>>>

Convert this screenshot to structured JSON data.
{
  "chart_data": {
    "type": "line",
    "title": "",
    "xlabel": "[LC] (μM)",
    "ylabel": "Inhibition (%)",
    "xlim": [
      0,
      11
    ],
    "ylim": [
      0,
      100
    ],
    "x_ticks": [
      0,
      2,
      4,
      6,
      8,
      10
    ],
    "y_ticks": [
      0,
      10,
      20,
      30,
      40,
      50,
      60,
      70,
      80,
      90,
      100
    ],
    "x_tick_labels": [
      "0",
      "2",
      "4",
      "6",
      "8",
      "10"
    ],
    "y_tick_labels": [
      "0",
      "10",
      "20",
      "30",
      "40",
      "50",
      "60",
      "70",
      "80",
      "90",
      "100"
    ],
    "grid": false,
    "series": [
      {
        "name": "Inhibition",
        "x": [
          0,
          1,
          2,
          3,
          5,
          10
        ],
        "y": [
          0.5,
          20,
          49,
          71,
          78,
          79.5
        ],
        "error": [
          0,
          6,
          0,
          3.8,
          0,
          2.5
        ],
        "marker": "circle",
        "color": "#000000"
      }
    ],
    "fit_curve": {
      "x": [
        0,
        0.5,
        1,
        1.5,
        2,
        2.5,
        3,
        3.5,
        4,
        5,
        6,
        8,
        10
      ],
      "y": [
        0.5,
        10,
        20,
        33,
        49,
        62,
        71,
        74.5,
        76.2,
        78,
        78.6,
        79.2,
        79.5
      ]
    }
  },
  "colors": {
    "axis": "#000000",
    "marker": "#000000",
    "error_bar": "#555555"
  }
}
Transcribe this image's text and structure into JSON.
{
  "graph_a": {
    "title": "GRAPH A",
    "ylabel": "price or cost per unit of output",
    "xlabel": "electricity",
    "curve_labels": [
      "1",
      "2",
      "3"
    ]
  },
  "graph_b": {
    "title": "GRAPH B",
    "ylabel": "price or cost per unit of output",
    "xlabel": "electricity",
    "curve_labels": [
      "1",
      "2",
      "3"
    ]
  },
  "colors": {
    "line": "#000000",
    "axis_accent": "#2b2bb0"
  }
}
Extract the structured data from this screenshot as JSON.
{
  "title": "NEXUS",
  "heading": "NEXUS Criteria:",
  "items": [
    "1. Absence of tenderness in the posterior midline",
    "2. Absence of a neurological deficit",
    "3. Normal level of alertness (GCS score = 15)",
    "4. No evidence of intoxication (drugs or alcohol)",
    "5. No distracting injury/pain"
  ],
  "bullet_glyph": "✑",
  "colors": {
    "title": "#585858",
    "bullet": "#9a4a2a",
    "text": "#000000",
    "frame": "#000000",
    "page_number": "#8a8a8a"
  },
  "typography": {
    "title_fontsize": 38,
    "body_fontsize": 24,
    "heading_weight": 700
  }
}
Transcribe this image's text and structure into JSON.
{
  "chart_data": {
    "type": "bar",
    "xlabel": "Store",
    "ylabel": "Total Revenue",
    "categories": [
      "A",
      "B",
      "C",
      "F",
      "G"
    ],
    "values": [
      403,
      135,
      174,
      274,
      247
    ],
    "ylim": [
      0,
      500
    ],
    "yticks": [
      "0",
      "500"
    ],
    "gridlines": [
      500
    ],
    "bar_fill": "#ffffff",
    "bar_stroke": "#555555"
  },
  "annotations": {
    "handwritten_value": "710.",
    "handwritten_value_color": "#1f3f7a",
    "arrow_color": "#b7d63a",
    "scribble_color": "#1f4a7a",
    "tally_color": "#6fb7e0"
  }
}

<<<

- Task details -
Give the number of lines in the entries above that include the string "ylabel". No other output is expected.

- The response -
4